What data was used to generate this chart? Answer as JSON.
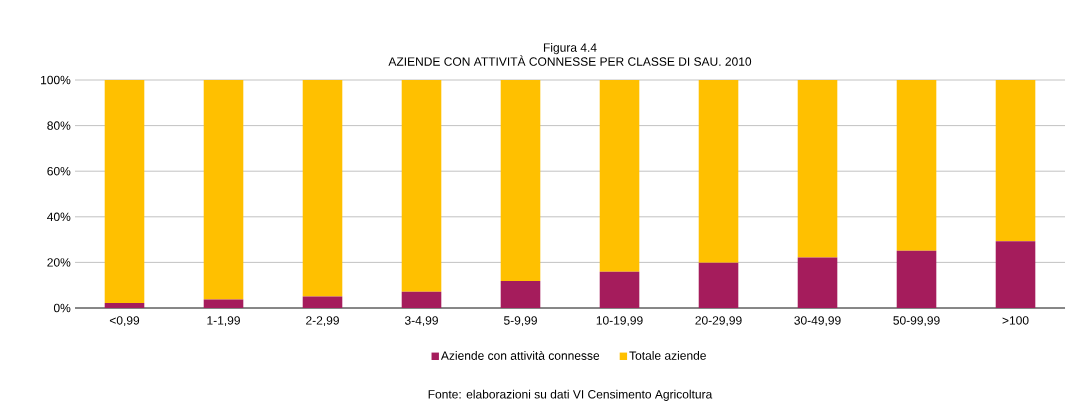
{
  "chart_data": {
    "type": "bar",
    "title": "Figura 4.4",
    "subtitle": "AZIENDE CON ATTIVITÀ CONNESSE PER CLASSE DI SAU. 2010",
    "categories": [
      "<0,99",
      "1-1,99",
      "2-2,99",
      "3-4,99",
      "5-9,99",
      "10-19,99",
      "20-29,99",
      "30-49,99",
      "50-99,99",
      ">100"
    ],
    "stacked": true,
    "series": [
      {
        "name": "Aziende con attività connesse",
        "color": "#a51c5c",
        "values": [
          2.2,
          3.7,
          5.1,
          7.1,
          11.8,
          15.9,
          19.9,
          22.1,
          25.1,
          29.3
        ]
      },
      {
        "name": "Totale aziende",
        "color": "#ffc000",
        "values": [
          97.8,
          96.3,
          94.9,
          92.9,
          88.2,
          84.1,
          80.1,
          77.9,
          74.9,
          70.7
        ]
      }
    ],
    "ylim": [
      0,
      100
    ],
    "yticks": [
      {
        "value": 0,
        "label": "0%"
      },
      {
        "value": 20,
        "label": "20%"
      },
      {
        "value": 40,
        "label": "40%"
      },
      {
        "value": 60,
        "label": "60%"
      },
      {
        "value": 80,
        "label": "80%"
      },
      {
        "value": 100,
        "label": "100%"
      }
    ],
    "grid": "y",
    "legend": "bottom",
    "annotations": [
      "Fonte: elaborazioni su dati VI Censimento Agricoltura"
    ]
  }
}
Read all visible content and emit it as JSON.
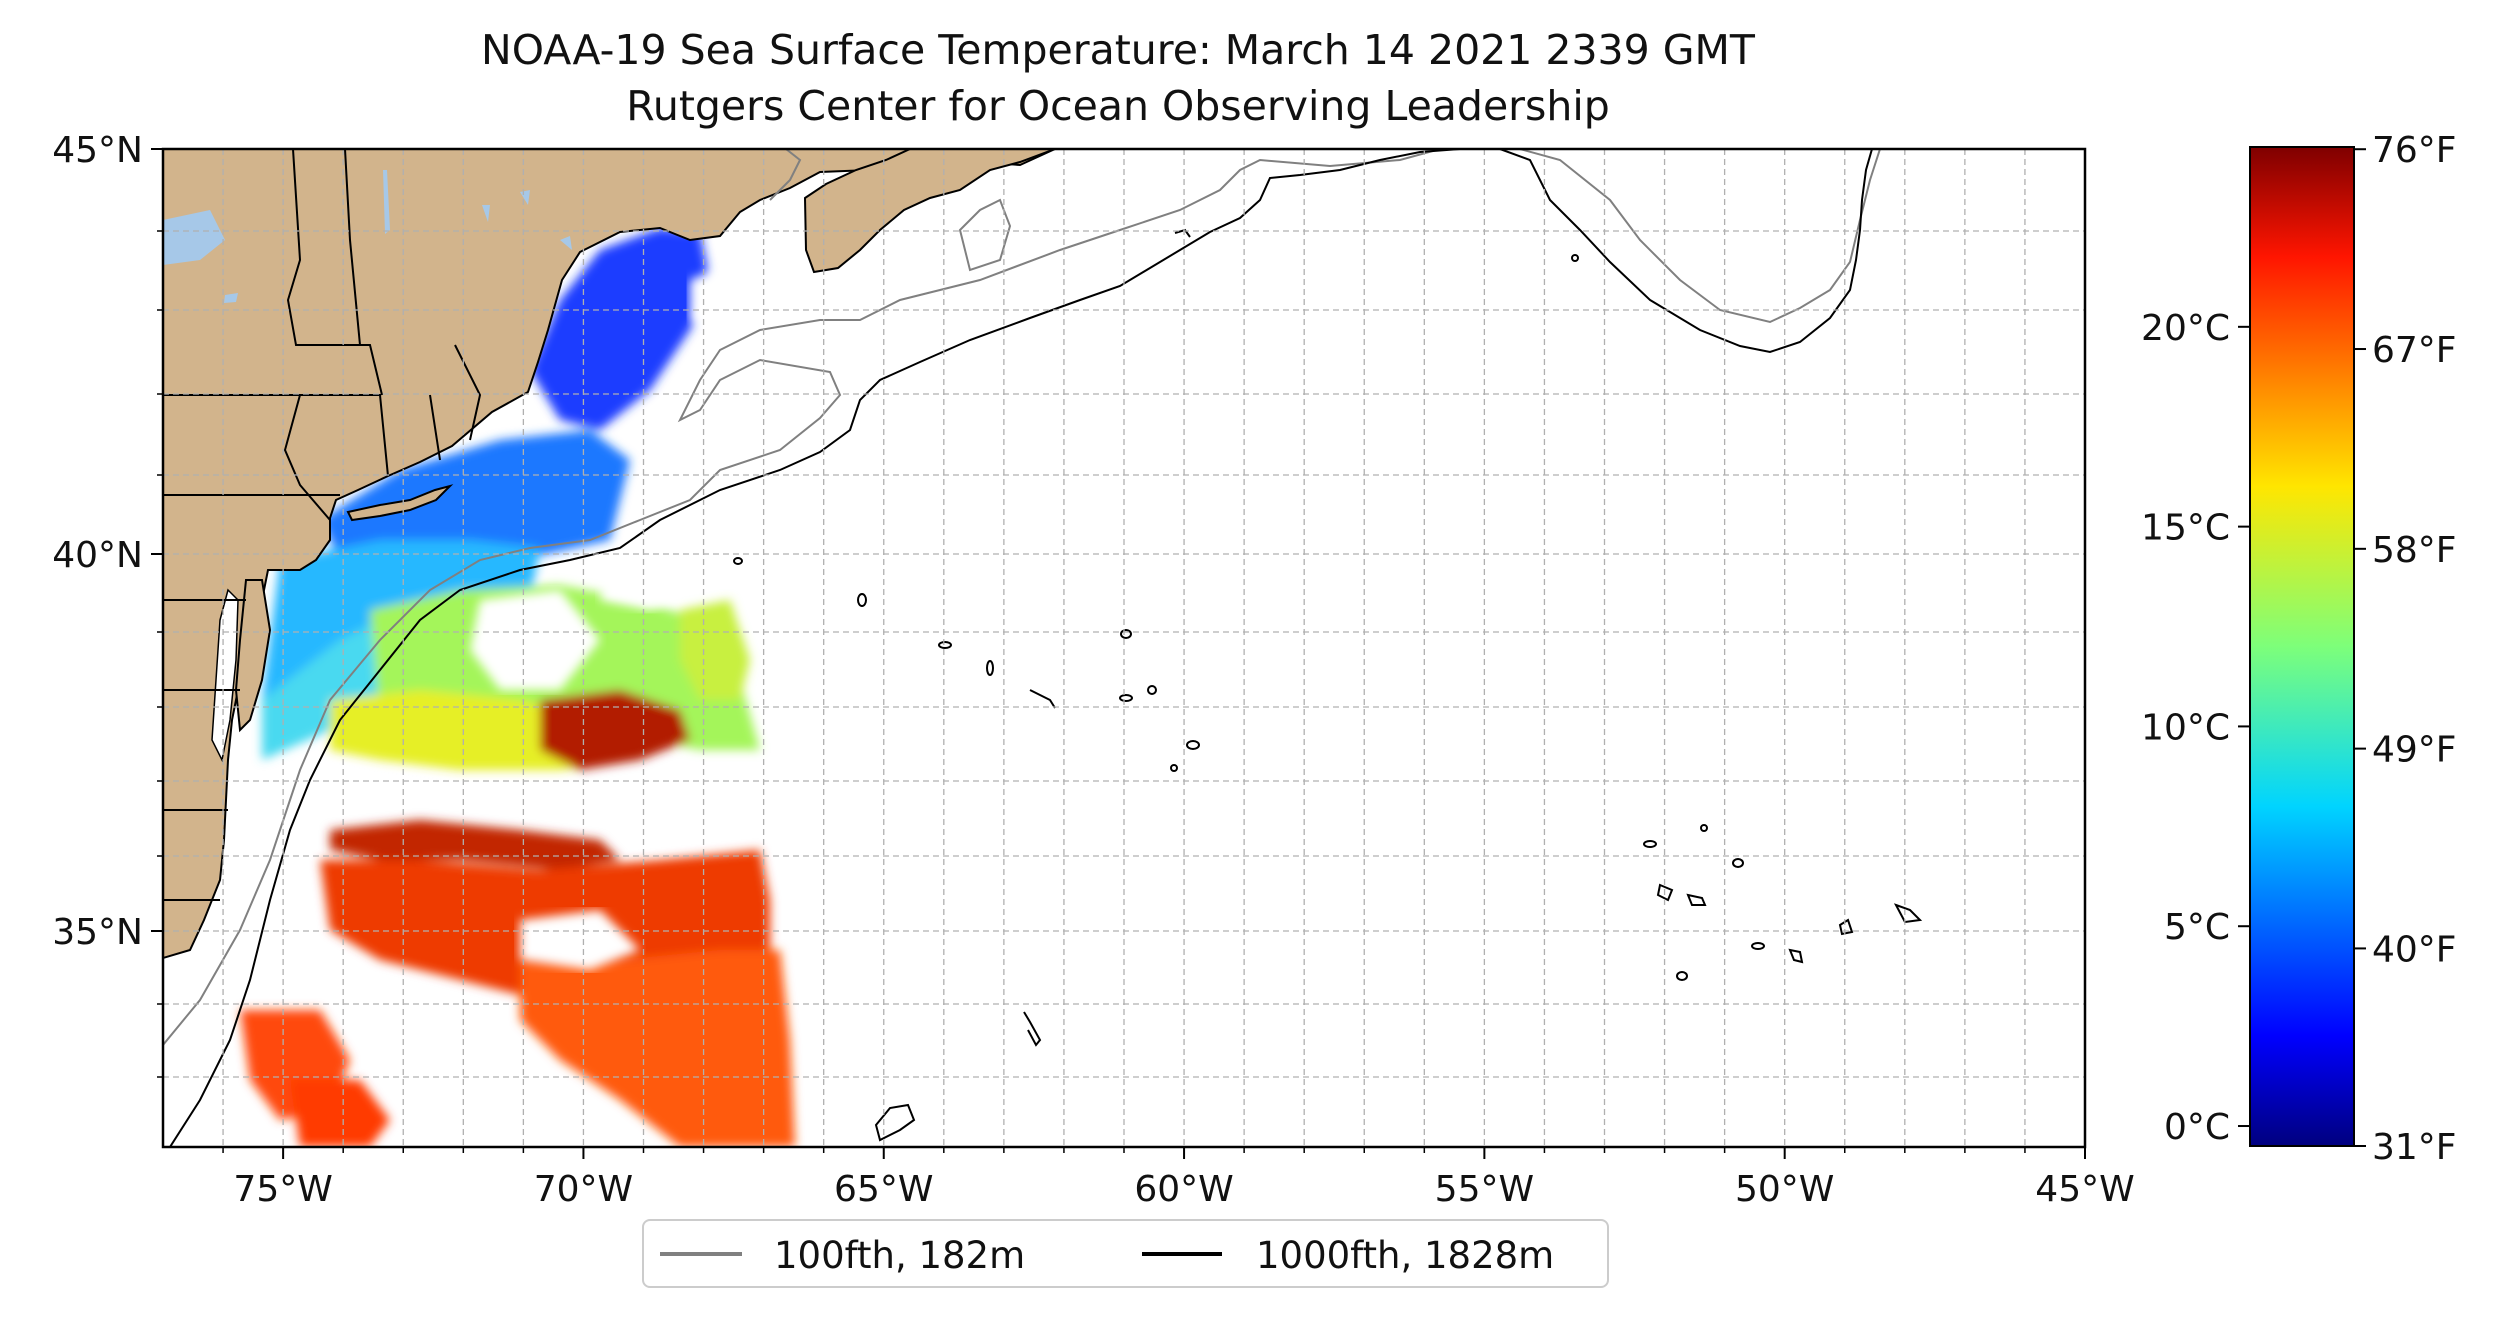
{
  "title": {
    "line1": "NOAA-19 Sea Surface Temperature: March 14 2021 2339 GMT",
    "line2": "Rutgers Center for Ocean Observing Leadership"
  },
  "axes": {
    "x_ticks": [
      "75°W",
      "70°W",
      "65°W",
      "60°W",
      "55°W",
      "50°W",
      "45°W"
    ],
    "y_ticks": [
      "45°N",
      "40°N",
      "35°N"
    ]
  },
  "colorbar": {
    "celsius_ticks": [
      "20°C",
      "15°C",
      "10°C",
      "5°C",
      "0°C"
    ],
    "fahrenheit_ticks": [
      "76°F",
      "67°F",
      "58°F",
      "49°F",
      "40°F",
      "31°F"
    ],
    "colormap": "jet",
    "range_c": [
      -0.5,
      24.5
    ]
  },
  "legend": {
    "items": [
      {
        "label": "100fth, 182m",
        "color": "#808080"
      },
      {
        "label": "1000fth, 1828m",
        "color": "#000000"
      }
    ]
  },
  "colors": {
    "land": "#d2b48c",
    "lakes": "#a6c8e8",
    "grid": "#b0b0b0",
    "isobath_100fth": "#808080",
    "isobath_1000fth": "#000000"
  }
}
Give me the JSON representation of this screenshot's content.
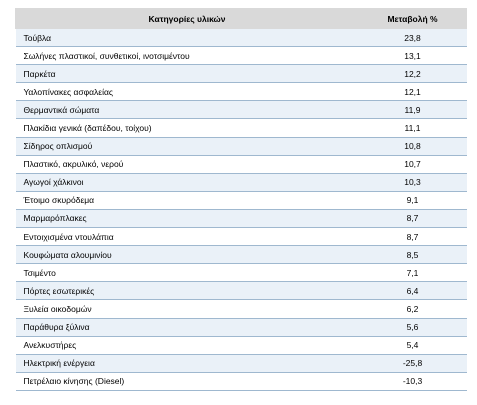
{
  "table": {
    "headers": {
      "category": "Κατηγορίες υλικών",
      "change": "Μεταβολή %"
    },
    "rows": [
      {
        "category": "Τούβλα",
        "change": "23,8"
      },
      {
        "category": "Σωλήνες πλαστικοί, συνθετικοί, ινοτσιμέντου",
        "change": "13,1"
      },
      {
        "category": "Παρκέτα",
        "change": "12,2"
      },
      {
        "category": "Υαλοπίνακες ασφαλείας",
        "change": "12,1"
      },
      {
        "category": "Θερμαντικά σώματα",
        "change": "11,9"
      },
      {
        "category": "Πλακίδια γενικά (δαπέδου, τοίχου)",
        "change": "11,1"
      },
      {
        "category": "Σίδηρος οπλισμού",
        "change": "10,8"
      },
      {
        "category": "Πλαστικό, ακρυλικό, νερού",
        "change": "10,7"
      },
      {
        "category": "Αγωγοί χάλκινοι",
        "change": "10,3"
      },
      {
        "category": "Έτοιμο σκυρόδεμα",
        "change": "9,1"
      },
      {
        "category": "Μαρμαρόπλακες",
        "change": "8,7"
      },
      {
        "category": "Εντοιχισμένα ντουλάπια",
        "change": "8,7"
      },
      {
        "category": "Κουφώματα αλουμινίου",
        "change": "8,5"
      },
      {
        "category": "Τσιμέντο",
        "change": "7,1"
      },
      {
        "category": "Πόρτες εσωτερικές",
        "change": "6,4"
      },
      {
        "category": "Ξυλεία οικοδομών",
        "change": "6,2"
      },
      {
        "category": "Παράθυρα ξύλινα",
        "change": "5,6"
      },
      {
        "category": "Ανελκυστήρες",
        "change": "5,4"
      },
      {
        "category": "Ηλεκτρική ενέργεια",
        "change": "-25,8"
      },
      {
        "category": "Πετρέλαιο κίνησης (Diesel)",
        "change": "-10,3"
      }
    ]
  }
}
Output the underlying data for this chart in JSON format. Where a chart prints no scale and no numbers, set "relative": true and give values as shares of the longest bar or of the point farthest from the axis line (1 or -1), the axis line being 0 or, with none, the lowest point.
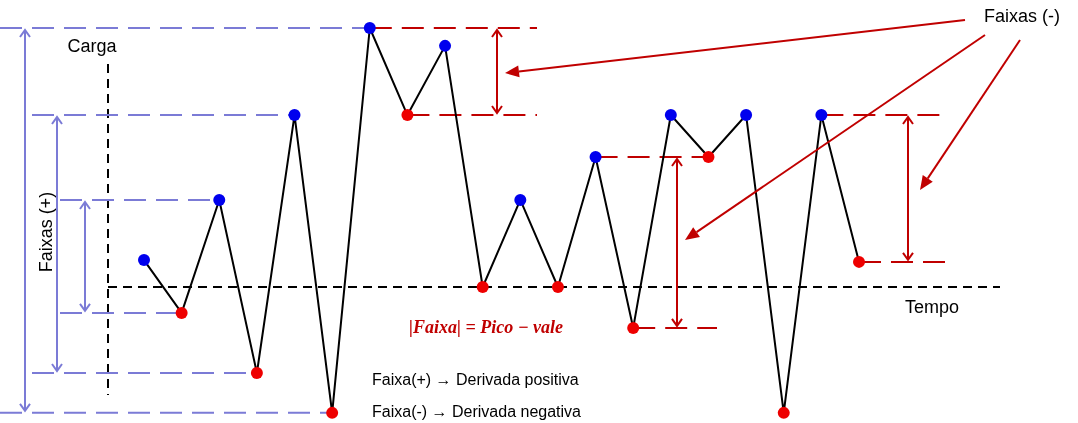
{
  "chart_data": {
    "type": "line",
    "relative": true,
    "xlabel": "Tempo",
    "ylabel": "Carga",
    "marker": "circle",
    "ref_lines": [
      {
        "axis": "y",
        "value": 0,
        "line_style": "dashed",
        "color": "#000000"
      }
    ],
    "categories": [
      null,
      null,
      null,
      null,
      null,
      null,
      null,
      null,
      null,
      null,
      null,
      null,
      null,
      null,
      null,
      null,
      null,
      null,
      null,
      null
    ],
    "series": [
      {
        "color": "#000000",
        "colors": [
          "#0000ee",
          "#ee0000",
          "#0000ee",
          "#ee0000",
          "#0000ee",
          "#ee0000",
          "#0000ee",
          "#ee0000",
          "#0000ee",
          "#ee0000",
          "#0000ee",
          "#ee0000",
          "#0000ee",
          "#ee0000",
          "#0000ee",
          "#ee0000",
          "#0000ee",
          "#ee0000",
          "#0000ee",
          "#ee0000"
        ],
        "values": [
          0.104,
          -0.1,
          0.336,
          -0.332,
          0.664,
          -0.486,
          1,
          0.664,
          0.931,
          0,
          0.336,
          0,
          0.502,
          -0.158,
          0.664,
          0.502,
          0.664,
          -0.486,
          0.664,
          0.097
        ]
      }
    ],
    "annotations": [
      "Faixas (+)",
      "Faixas (-)",
      "|Faixa| = Pico − vale",
      "Faixa(+) → Derivada positiva",
      "Faixa(-) → Derivada negativa"
    ]
  }
}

AIM OF THE TASK -
Each record above should come back exactly the same, only without its pictures.

TASK RESPONSE -
What data was used to generate this chart? Answer as JSON.
{
  "chart_data": {
    "type": "bar",
    "title": "Figura 4.4",
    "subtitle": "AZIENDE CON ATTIVITÀ CONNESSE PER CLASSE DI SAU. 2010",
    "categories": [
      "<0,99",
      "1-1,99",
      "2-2,99",
      "3-4,99",
      "5-9,99",
      "10-19,99",
      "20-29,99",
      "30-49,99",
      "50-99,99",
      ">100"
    ],
    "stacked": true,
    "series": [
      {
        "name": "Aziende con attività connesse",
        "color": "#a51c5c",
        "values": [
          2.2,
          3.7,
          5.1,
          7.1,
          11.8,
          15.9,
          19.9,
          22.1,
          25.1,
          29.3
        ]
      },
      {
        "name": "Totale aziende",
        "color": "#ffc000",
        "values": [
          97.8,
          96.3,
          94.9,
          92.9,
          88.2,
          84.1,
          80.1,
          77.9,
          74.9,
          70.7
        ]
      }
    ],
    "ylim": [
      0,
      100
    ],
    "yticks": [
      {
        "value": 0,
        "label": "0%"
      },
      {
        "value": 20,
        "label": "20%"
      },
      {
        "value": 40,
        "label": "40%"
      },
      {
        "value": 60,
        "label": "60%"
      },
      {
        "value": 80,
        "label": "80%"
      },
      {
        "value": 100,
        "label": "100%"
      }
    ],
    "grid": "y",
    "legend": "bottom",
    "annotations": [
      "Fonte: elaborazioni su dati VI Censimento Agricoltura"
    ]
  }
}
Read all visible content and emit it as JSON.
{
  "title": {
    "line1": "NOAA-19 Sea Surface Temperature: March 14 2021 2339 GMT",
    "line2": "Rutgers Center for Ocean Observing Leadership"
  },
  "axes": {
    "x_ticks": [
      "75°W",
      "70°W",
      "65°W",
      "60°W",
      "55°W",
      "50°W",
      "45°W"
    ],
    "y_ticks": [
      "45°N",
      "40°N",
      "35°N"
    ]
  },
  "colorbar": {
    "celsius_ticks": [
      "20°C",
      "15°C",
      "10°C",
      "5°C",
      "0°C"
    ],
    "fahrenheit_ticks": [
      "76°F",
      "67°F",
      "58°F",
      "49°F",
      "40°F",
      "31°F"
    ],
    "colormap": "jet",
    "range_c": [
      -0.5,
      24.5
    ]
  },
  "legend": {
    "items": [
      {
        "label": "100fth, 182m",
        "color": "#808080"
      },
      {
        "label": "1000fth, 1828m",
        "color": "#000000"
      }
    ]
  },
  "colors": {
    "land": "#d2b48c",
    "lakes": "#a6c8e8",
    "grid": "#b0b0b0",
    "isobath_100fth": "#808080",
    "isobath_1000fth": "#000000"
  }
}
Give me the JSON representation of this screenshot's content.
{
  "table": {
    "headers": {
      "category": "Κατηγορίες υλικών",
      "change": "Μεταβολή %"
    },
    "rows": [
      {
        "category": "Τούβλα",
        "change": "23,8"
      },
      {
        "category": "Σωλήνες πλαστικοί, συνθετικοί, ινοτσιμέντου",
        "change": "13,1"
      },
      {
        "category": "Παρκέτα",
        "change": "12,2"
      },
      {
        "category": "Υαλοπίνακες ασφαλείας",
        "change": "12,1"
      },
      {
        "category": "Θερμαντικά σώματα",
        "change": "11,9"
      },
      {
        "category": "Πλακίδια γενικά (δαπέδου, τοίχου)",
        "change": "11,1"
      },
      {
        "category": "Σίδηρος οπλισμού",
        "change": "10,8"
      },
      {
        "category": "Πλαστικό, ακρυλικό, νερού",
        "change": "10,7"
      },
      {
        "category": "Αγωγοί χάλκινοι",
        "change": "10,3"
      },
      {
        "category": "Έτοιμο σκυρόδεμα",
        "change": "9,1"
      },
      {
        "category": "Μαρμαρόπλακες",
        "change": "8,7"
      },
      {
        "category": "Εντοιχισμένα ντουλάπια",
        "change": "8,7"
      },
      {
        "category": "Κουφώματα αλουμινίου",
        "change": "8,5"
      },
      {
        "category": "Τσιμέντο",
        "change": "7,1"
      },
      {
        "category": "Πόρτες εσωτερικές",
        "change": "6,4"
      },
      {
        "category": "Ξυλεία οικοδομών",
        "change": "6,2"
      },
      {
        "category": "Παράθυρα ξύλινα",
        "change": "5,6"
      },
      {
        "category": "Ανελκυστήρες",
        "change": "5,4"
      },
      {
        "category": "Ηλεκτρική ενέργεια",
        "change": "-25,8"
      },
      {
        "category": "Πετρέλαιο κίνησης (Diesel)",
        "change": "-10,3"
      }
    ]
  }
}
Output the underlying data for this chart in JSON format. Where a chart prints no scale and no numbers, set "relative": true and give values as shares of the longest bar or of the point farthest from the axis line (1 or -1), the axis line being 0 or, with none, the lowest point.
{
  "chart_data": {
    "type": "line",
    "relative": true,
    "xlabel": "Tempo",
    "ylabel": "Carga",
    "marker": "circle",
    "ref_lines": [
      {
        "axis": "y",
        "value": 0,
        "line_style": "dashed",
        "color": "#000000"
      }
    ],
    "categories": [
      null,
      null,
      null,
      null,
      null,
      null,
      null,
      null,
      null,
      null,
      null,
      null,
      null,
      null,
      null,
      null,
      null,
      null,
      null,
      null
    ],
    "series": [
      {
        "color": "#000000",
        "colors": [
          "#0000ee",
          "#ee0000",
          "#0000ee",
          "#ee0000",
          "#0000ee",
          "#ee0000",
          "#0000ee",
          "#ee0000",
          "#0000ee",
          "#ee0000",
          "#0000ee",
          "#ee0000",
          "#0000ee",
          "#ee0000",
          "#0000ee",
          "#ee0000",
          "#0000ee",
          "#ee0000",
          "#0000ee",
          "#ee0000"
        ],
        "values": [
          0.104,
          -0.1,
          0.336,
          -0.332,
          0.664,
          -0.486,
          1,
          0.664,
          0.931,
          0,
          0.336,
          0,
          0.502,
          -0.158,
          0.664,
          0.502,
          0.664,
          -0.486,
          0.664,
          0.097
        ]
      }
    ],
    "annotations": [
      "Faixas (+)",
      "Faixas (-)",
      "|Faixa| = Pico − vale",
      "Faixa(+) → Derivada positiva",
      "Faixa(-) → Derivada negativa"
    ]
  }
}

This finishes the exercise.